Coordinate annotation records
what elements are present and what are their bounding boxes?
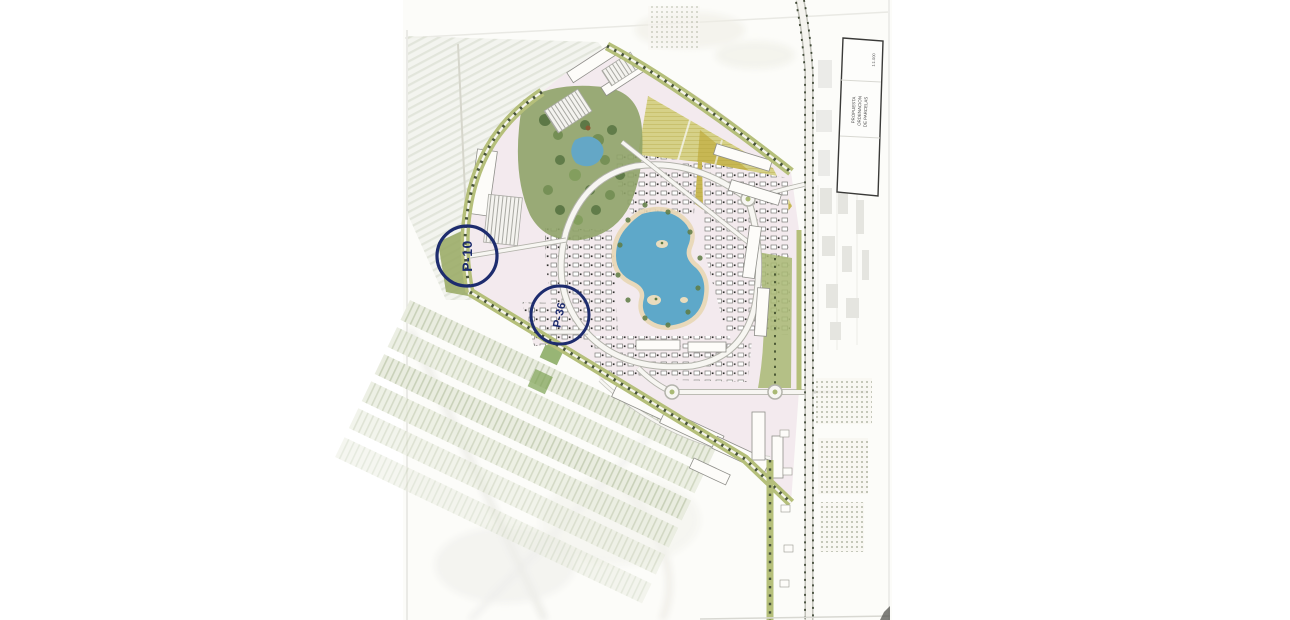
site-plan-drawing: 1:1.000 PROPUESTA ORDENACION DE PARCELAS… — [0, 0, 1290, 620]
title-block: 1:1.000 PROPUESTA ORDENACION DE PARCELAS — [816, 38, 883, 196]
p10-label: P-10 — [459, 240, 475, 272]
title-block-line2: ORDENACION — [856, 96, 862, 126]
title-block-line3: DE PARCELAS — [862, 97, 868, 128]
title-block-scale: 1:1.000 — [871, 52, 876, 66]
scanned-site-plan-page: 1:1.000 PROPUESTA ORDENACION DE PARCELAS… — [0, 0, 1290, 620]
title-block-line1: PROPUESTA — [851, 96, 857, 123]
--
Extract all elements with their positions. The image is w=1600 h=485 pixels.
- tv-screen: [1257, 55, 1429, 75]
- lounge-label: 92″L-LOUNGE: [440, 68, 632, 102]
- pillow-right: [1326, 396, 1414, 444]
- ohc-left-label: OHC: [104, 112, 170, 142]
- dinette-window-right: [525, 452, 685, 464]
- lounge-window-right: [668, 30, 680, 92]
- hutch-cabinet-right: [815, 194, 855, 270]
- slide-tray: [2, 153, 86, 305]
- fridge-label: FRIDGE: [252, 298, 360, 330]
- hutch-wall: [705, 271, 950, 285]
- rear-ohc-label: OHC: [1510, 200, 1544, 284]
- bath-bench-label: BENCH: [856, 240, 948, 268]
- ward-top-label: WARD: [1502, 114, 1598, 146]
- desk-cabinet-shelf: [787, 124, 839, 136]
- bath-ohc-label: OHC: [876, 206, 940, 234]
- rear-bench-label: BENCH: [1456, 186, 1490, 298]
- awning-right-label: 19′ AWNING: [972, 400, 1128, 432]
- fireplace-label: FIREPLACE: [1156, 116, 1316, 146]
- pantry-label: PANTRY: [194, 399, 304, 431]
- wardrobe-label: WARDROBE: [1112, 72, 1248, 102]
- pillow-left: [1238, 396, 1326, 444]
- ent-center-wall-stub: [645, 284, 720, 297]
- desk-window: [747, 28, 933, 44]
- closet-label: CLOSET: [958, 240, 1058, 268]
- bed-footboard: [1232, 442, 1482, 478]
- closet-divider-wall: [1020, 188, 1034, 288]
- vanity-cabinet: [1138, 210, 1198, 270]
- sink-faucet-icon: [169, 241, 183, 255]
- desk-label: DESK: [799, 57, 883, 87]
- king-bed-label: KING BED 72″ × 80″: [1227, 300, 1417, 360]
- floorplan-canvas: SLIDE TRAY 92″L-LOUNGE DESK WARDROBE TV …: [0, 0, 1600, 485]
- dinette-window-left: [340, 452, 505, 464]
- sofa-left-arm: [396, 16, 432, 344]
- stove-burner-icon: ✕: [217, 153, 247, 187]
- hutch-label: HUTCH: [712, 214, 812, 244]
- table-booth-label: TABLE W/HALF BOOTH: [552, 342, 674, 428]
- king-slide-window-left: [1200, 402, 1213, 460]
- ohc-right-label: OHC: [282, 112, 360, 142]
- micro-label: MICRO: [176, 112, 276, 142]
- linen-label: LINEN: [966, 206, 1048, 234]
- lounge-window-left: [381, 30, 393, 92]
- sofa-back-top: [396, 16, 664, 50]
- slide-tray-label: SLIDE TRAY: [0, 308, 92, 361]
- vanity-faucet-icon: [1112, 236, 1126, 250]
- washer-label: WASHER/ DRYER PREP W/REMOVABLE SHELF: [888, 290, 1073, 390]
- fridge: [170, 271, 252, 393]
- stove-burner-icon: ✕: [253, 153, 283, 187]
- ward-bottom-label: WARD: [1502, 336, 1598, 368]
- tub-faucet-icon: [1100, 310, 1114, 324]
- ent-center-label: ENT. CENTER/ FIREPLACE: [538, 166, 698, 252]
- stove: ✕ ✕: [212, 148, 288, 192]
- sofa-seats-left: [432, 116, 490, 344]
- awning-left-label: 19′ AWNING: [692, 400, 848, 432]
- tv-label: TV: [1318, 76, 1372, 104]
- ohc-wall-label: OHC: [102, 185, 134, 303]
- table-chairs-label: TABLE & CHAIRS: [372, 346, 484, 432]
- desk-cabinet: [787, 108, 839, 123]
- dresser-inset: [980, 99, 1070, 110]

▶ Set problem
Copy out the lines of the records word for word, starting at the line containing "Extract all elements" and ending at the line containing "- pillow-left: [1238, 396, 1326, 444]".

▶ The answer
Extract all elements with their positions. The image is w=1600 h=485 pixels.
- tv-screen: [1257, 55, 1429, 75]
- lounge-label: 92″L-LOUNGE: [440, 68, 632, 102]
- pillow-right: [1326, 396, 1414, 444]
- ohc-left-label: OHC: [104, 112, 170, 142]
- dinette-window-right: [525, 452, 685, 464]
- lounge-window-right: [668, 30, 680, 92]
- hutch-cabinet-right: [815, 194, 855, 270]
- slide-tray: [2, 153, 86, 305]
- fridge-label: FRIDGE: [252, 298, 360, 330]
- hutch-wall: [705, 271, 950, 285]
- rear-ohc-label: OHC: [1510, 200, 1544, 284]
- bath-bench-label: BENCH: [856, 240, 948, 268]
- ward-top-label: WARD: [1502, 114, 1598, 146]
- desk-cabinet-shelf: [787, 124, 839, 136]
- bath-ohc-label: OHC: [876, 206, 940, 234]
- rear-bench-label: BENCH: [1456, 186, 1490, 298]
- awning-right-label: 19′ AWNING: [972, 400, 1128, 432]
- fireplace-label: FIREPLACE: [1156, 116, 1316, 146]
- pantry-label: PANTRY: [194, 399, 304, 431]
- wardrobe-label: WARDROBE: [1112, 72, 1248, 102]
- pillow-left: [1238, 396, 1326, 444]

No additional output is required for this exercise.